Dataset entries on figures
===============
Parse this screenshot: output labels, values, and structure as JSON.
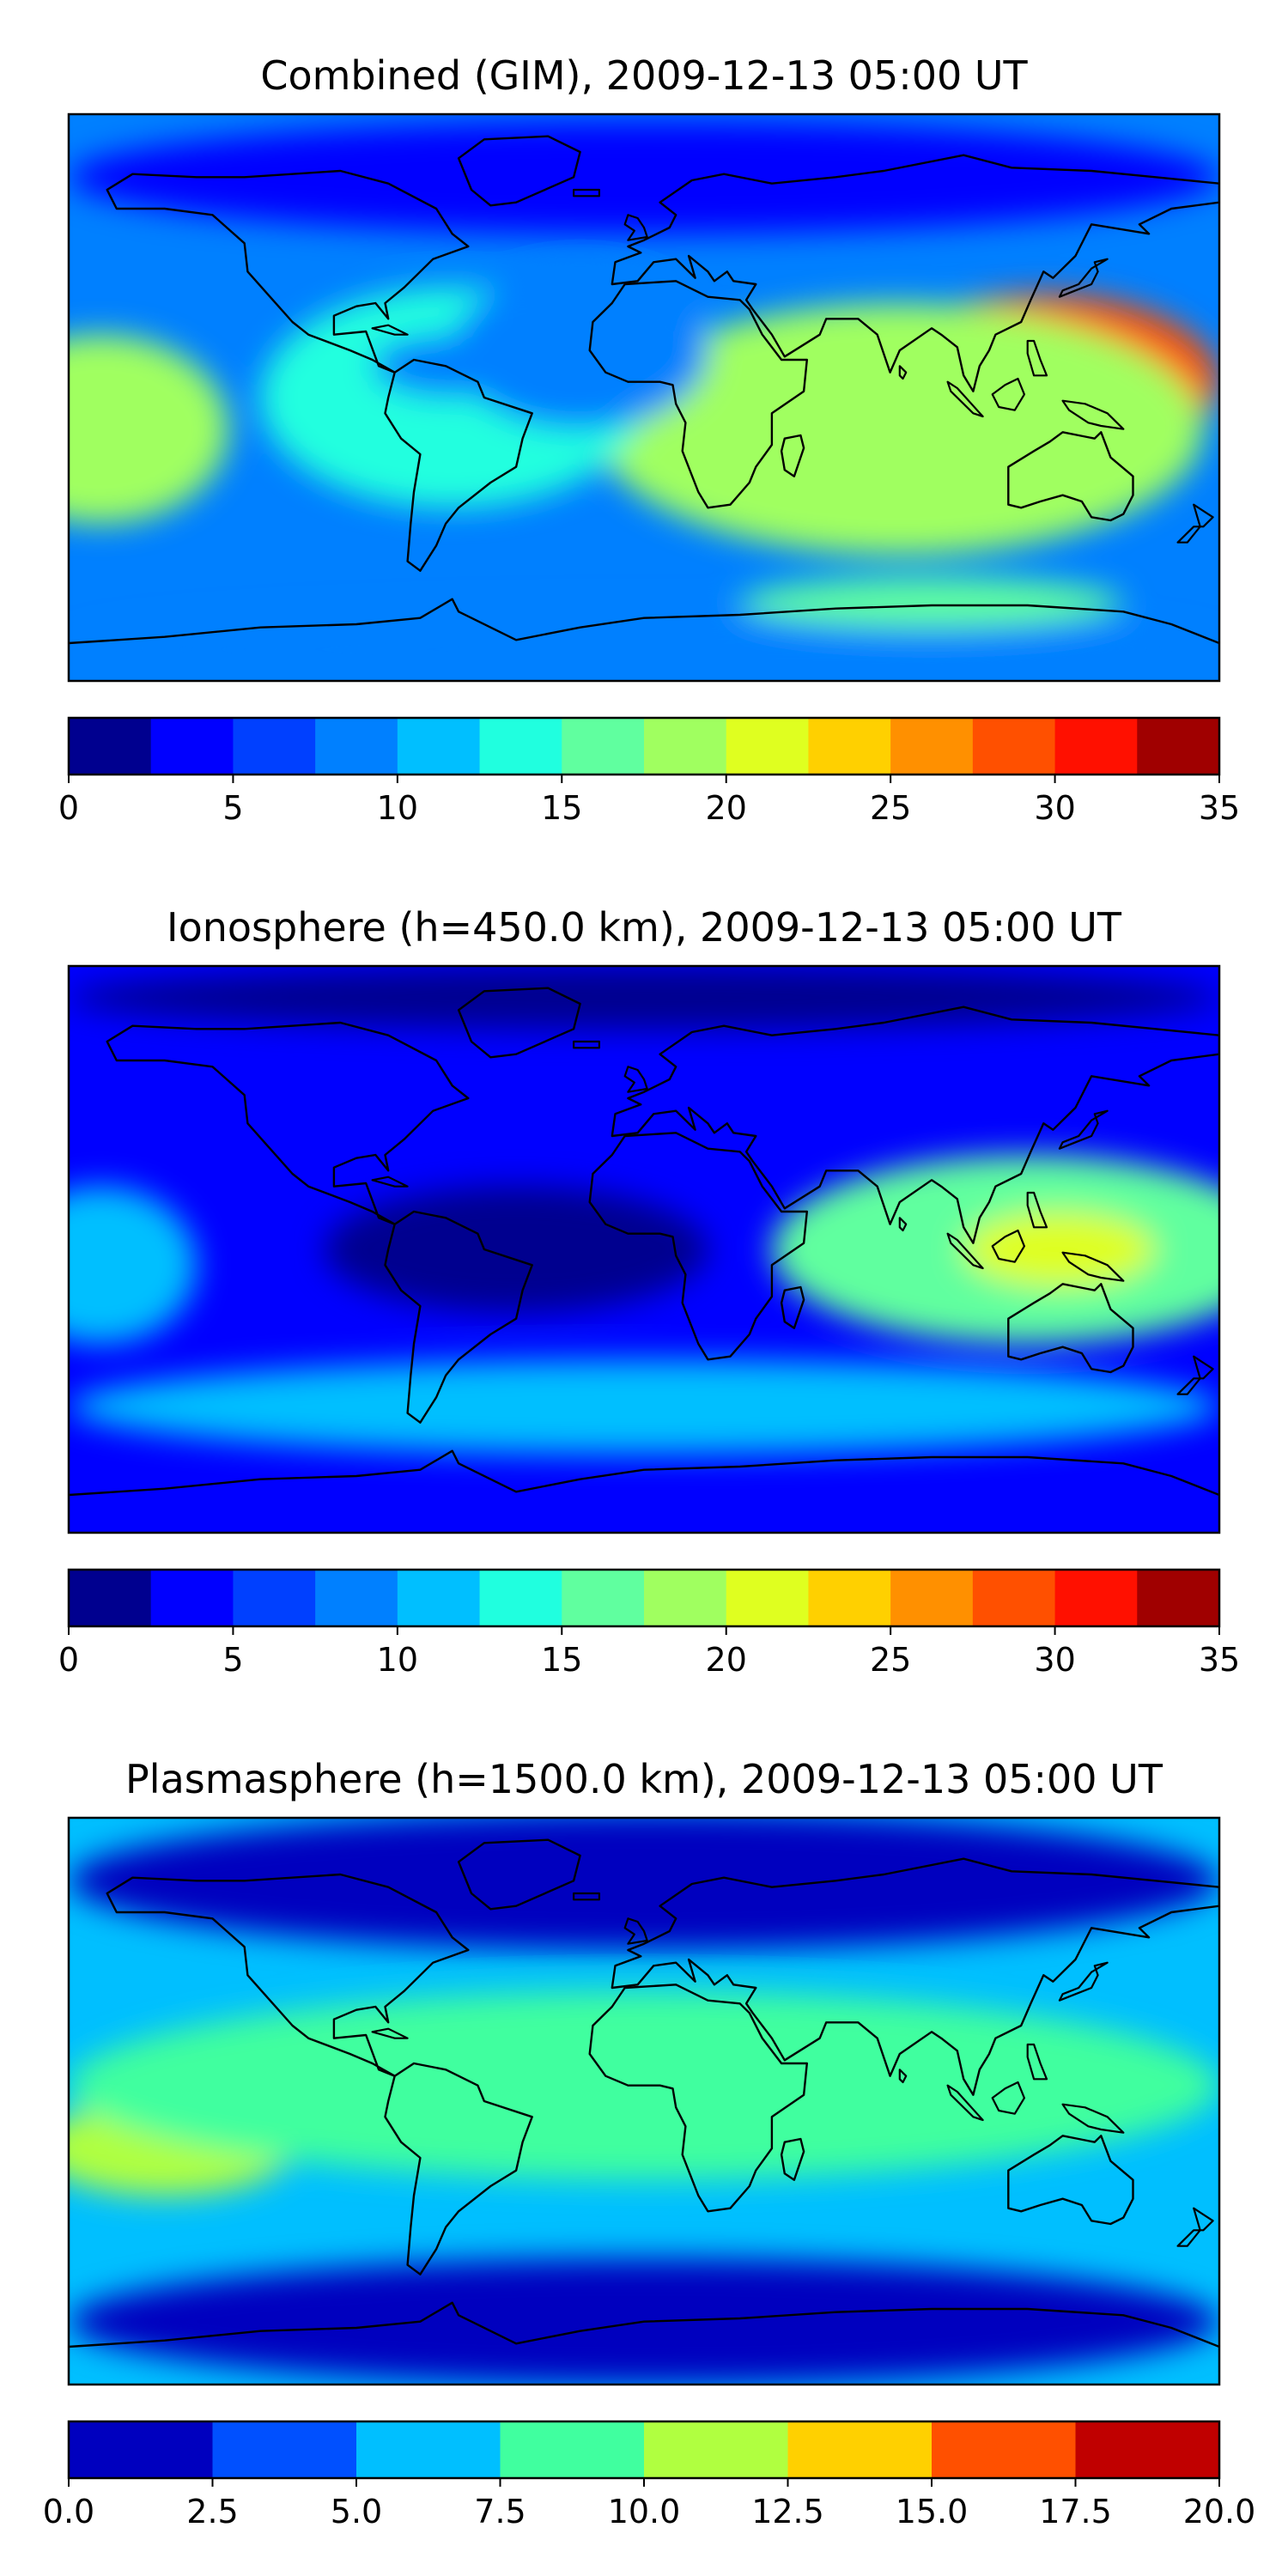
{
  "chart_data": [
    {
      "type": "heatmap",
      "title": "Combined (GIM), 2009-12-13 05:00 UT",
      "levels": [
        0,
        2.5,
        5,
        7.5,
        10,
        12.5,
        15,
        17.5,
        20,
        22.5,
        25,
        27.5,
        30,
        32.5,
        35
      ],
      "tick_values": [
        0,
        5,
        10,
        15,
        20,
        25,
        30,
        35
      ],
      "tick_labels": [
        "0",
        "5",
        "10",
        "15",
        "20",
        "25",
        "30",
        "35"
      ],
      "colors": [
        "#00008f",
        "#0000ff",
        "#0040ff",
        "#0080ff",
        "#00bfff",
        "#20ffdf",
        "#60ff9f",
        "#a0ff60",
        "#dfff20",
        "#ffd000",
        "#ff9000",
        "#ff5000",
        "#ff1000",
        "#a00000"
      ],
      "background_level": 3,
      "blobs": [
        {
          "lon": 125,
          "lat": 5,
          "rx": 55,
          "ry": 28,
          "level": 11
        },
        {
          "lon": 120,
          "lat": 5,
          "rx": 30,
          "ry": 14,
          "level": 12
        },
        {
          "lon": 80,
          "lat": -10,
          "rx": 95,
          "ry": 40,
          "level": 7
        },
        {
          "lon": -170,
          "lat": -10,
          "rx": 40,
          "ry": 30,
          "level": 7
        },
        {
          "lon": -60,
          "lat": 0,
          "rx": 60,
          "ry": 35,
          "level": 5
        },
        {
          "lon": -20,
          "lat": 15,
          "rx": 40,
          "ry": 25,
          "level": 3
        },
        {
          "lon": -60,
          "lat": 10,
          "rx": 25,
          "ry": 10,
          "level": 3
        },
        {
          "lon": 0,
          "lat": 70,
          "rx": 180,
          "ry": 18,
          "level": 1
        },
        {
          "lon": 0,
          "lat": -80,
          "rx": 180,
          "ry": 12,
          "level": 3
        },
        {
          "lon": 90,
          "lat": -65,
          "rx": 60,
          "ry": 8,
          "level": 6
        }
      ]
    },
    {
      "type": "heatmap",
      "title": "Ionosphere  (h=450.0 km), 2009-12-13 05:00 UT",
      "levels": [
        0,
        2.5,
        5,
        7.5,
        10,
        12.5,
        15,
        17.5,
        20,
        22.5,
        25,
        27.5,
        30,
        32.5,
        35
      ],
      "tick_values": [
        0,
        5,
        10,
        15,
        20,
        25,
        30,
        35
      ],
      "tick_labels": [
        "0",
        "5",
        "10",
        "15",
        "20",
        "25",
        "30",
        "35"
      ],
      "colors": [
        "#00008f",
        "#0000ff",
        "#0040ff",
        "#0080ff",
        "#00bfff",
        "#20ffdf",
        "#60ff9f",
        "#a0ff60",
        "#dfff20",
        "#ffd000",
        "#ff9000",
        "#ff5000",
        "#ff1000",
        "#a00000"
      ],
      "background_level": 1,
      "blobs": [
        {
          "lon": 120,
          "lat": 0,
          "rx": 80,
          "ry": 30,
          "level": 6
        },
        {
          "lon": 130,
          "lat": 0,
          "rx": 30,
          "ry": 12,
          "level": 8
        },
        {
          "lon": -170,
          "lat": -5,
          "rx": 30,
          "ry": 25,
          "level": 4
        },
        {
          "lon": 0,
          "lat": -50,
          "rx": 180,
          "ry": 15,
          "level": 4
        },
        {
          "lon": -40,
          "lat": 0,
          "rx": 60,
          "ry": 20,
          "level": 0
        },
        {
          "lon": 0,
          "lat": 80,
          "rx": 180,
          "ry": 10,
          "level": 0
        }
      ]
    },
    {
      "type": "heatmap",
      "title": "Plasmasphere (h=1500.0 km), 2009-12-13 05:00 UT",
      "levels": [
        0.0,
        2.5,
        5.0,
        7.5,
        10.0,
        12.5,
        15.0,
        17.5,
        20.0
      ],
      "tick_values": [
        0.0,
        2.5,
        5.0,
        7.5,
        10.0,
        12.5,
        15.0,
        17.5,
        20.0
      ],
      "tick_labels": [
        "0.0",
        "2.5",
        "5.0",
        "7.5",
        "10.0",
        "12.5",
        "15.0",
        "17.5",
        "20.0"
      ],
      "colors": [
        "#0000bf",
        "#0050ff",
        "#00bfff",
        "#40ff9f",
        "#b0ff40",
        "#ffd000",
        "#ff5000",
        "#c00000"
      ],
      "background_level": 2,
      "blobs": [
        {
          "lon": -150,
          "lat": -15,
          "rx": 40,
          "ry": 15,
          "level": 4
        },
        {
          "lon": 110,
          "lat": 0,
          "rx": 50,
          "ry": 15,
          "level": 4
        },
        {
          "lon": 0,
          "lat": 5,
          "rx": 180,
          "ry": 30,
          "level": 3
        },
        {
          "lon": 0,
          "lat": 70,
          "rx": 180,
          "ry": 22,
          "level": 0
        },
        {
          "lon": 0,
          "lat": -70,
          "rx": 180,
          "ry": 20,
          "level": 0
        }
      ]
    }
  ]
}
===============
## What to produce:
Exactly as written, return every line of the listing, but not the pictures.

## Completed task:
Parse this screenshot: output labels, values, and structure as JSON.
{
  "chart_data": [
    {
      "type": "heatmap",
      "title": "Combined (GIM), 2009-12-13 05:00 UT",
      "levels": [
        0,
        2.5,
        5,
        7.5,
        10,
        12.5,
        15,
        17.5,
        20,
        22.5,
        25,
        27.5,
        30,
        32.5,
        35
      ],
      "tick_values": [
        0,
        5,
        10,
        15,
        20,
        25,
        30,
        35
      ],
      "tick_labels": [
        "0",
        "5",
        "10",
        "15",
        "20",
        "25",
        "30",
        "35"
      ],
      "colors": [
        "#00008f",
        "#0000ff",
        "#0040ff",
        "#0080ff",
        "#00bfff",
        "#20ffdf",
        "#60ff9f",
        "#a0ff60",
        "#dfff20",
        "#ffd000",
        "#ff9000",
        "#ff5000",
        "#ff1000",
        "#a00000"
      ],
      "background_level": 3,
      "blobs": [
        {
          "lon": 125,
          "lat": 5,
          "rx": 55,
          "ry": 28,
          "level": 11
        },
        {
          "lon": 120,
          "lat": 5,
          "rx": 30,
          "ry": 14,
          "level": 12
        },
        {
          "lon": 80,
          "lat": -10,
          "rx": 95,
          "ry": 40,
          "level": 7
        },
        {
          "lon": -170,
          "lat": -10,
          "rx": 40,
          "ry": 30,
          "level": 7
        },
        {
          "lon": -60,
          "lat": 0,
          "rx": 60,
          "ry": 35,
          "level": 5
        },
        {
          "lon": -20,
          "lat": 15,
          "rx": 40,
          "ry": 25,
          "level": 3
        },
        {
          "lon": -60,
          "lat": 10,
          "rx": 25,
          "ry": 10,
          "level": 3
        },
        {
          "lon": 0,
          "lat": 70,
          "rx": 180,
          "ry": 18,
          "level": 1
        },
        {
          "lon": 0,
          "lat": -80,
          "rx": 180,
          "ry": 12,
          "level": 3
        },
        {
          "lon": 90,
          "lat": -65,
          "rx": 60,
          "ry": 8,
          "level": 6
        }
      ]
    },
    {
      "type": "heatmap",
      "title": "Ionosphere  (h=450.0 km), 2009-12-13 05:00 UT",
      "levels": [
        0,
        2.5,
        5,
        7.5,
        10,
        12.5,
        15,
        17.5,
        20,
        22.5,
        25,
        27.5,
        30,
        32.5,
        35
      ],
      "tick_values": [
        0,
        5,
        10,
        15,
        20,
        25,
        30,
        35
      ],
      "tick_labels": [
        "0",
        "5",
        "10",
        "15",
        "20",
        "25",
        "30",
        "35"
      ],
      "colors": [
        "#00008f",
        "#0000ff",
        "#0040ff",
        "#0080ff",
        "#00bfff",
        "#20ffdf",
        "#60ff9f",
        "#a0ff60",
        "#dfff20",
        "#ffd000",
        "#ff9000",
        "#ff5000",
        "#ff1000",
        "#a00000"
      ],
      "background_level": 1,
      "blobs": [
        {
          "lon": 120,
          "lat": 0,
          "rx": 80,
          "ry": 30,
          "level": 6
        },
        {
          "lon": 130,
          "lat": 0,
          "rx": 30,
          "ry": 12,
          "level": 8
        },
        {
          "lon": -170,
          "lat": -5,
          "rx": 30,
          "ry": 25,
          "level": 4
        },
        {
          "lon": 0,
          "lat": -50,
          "rx": 180,
          "ry": 15,
          "level": 4
        },
        {
          "lon": -40,
          "lat": 0,
          "rx": 60,
          "ry": 20,
          "level": 0
        },
        {
          "lon": 0,
          "lat": 80,
          "rx": 180,
          "ry": 10,
          "level": 0
        }
      ]
    },
    {
      "type": "heatmap",
      "title": "Plasmasphere (h=1500.0 km), 2009-12-13 05:00 UT",
      "levels": [
        0.0,
        2.5,
        5.0,
        7.5,
        10.0,
        12.5,
        15.0,
        17.5,
        20.0
      ],
      "tick_values": [
        0.0,
        2.5,
        5.0,
        7.5,
        10.0,
        12.5,
        15.0,
        17.5,
        20.0
      ],
      "tick_labels": [
        "0.0",
        "2.5",
        "5.0",
        "7.5",
        "10.0",
        "12.5",
        "15.0",
        "17.5",
        "20.0"
      ],
      "colors": [
        "#0000bf",
        "#0050ff",
        "#00bfff",
        "#40ff9f",
        "#b0ff40",
        "#ffd000",
        "#ff5000",
        "#c00000"
      ],
      "background_level": 2,
      "blobs": [
        {
          "lon": -150,
          "lat": -15,
          "rx": 40,
          "ry": 15,
          "level": 4
        },
        {
          "lon": 110,
          "lat": 0,
          "rx": 50,
          "ry": 15,
          "level": 4
        },
        {
          "lon": 0,
          "lat": 5,
          "rx": 180,
          "ry": 30,
          "level": 3
        },
        {
          "lon": 0,
          "lat": 70,
          "rx": 180,
          "ry": 22,
          "level": 0
        },
        {
          "lon": 0,
          "lat": -70,
          "rx": 180,
          "ry": 20,
          "level": 0
        }
      ]
    }
  ]
}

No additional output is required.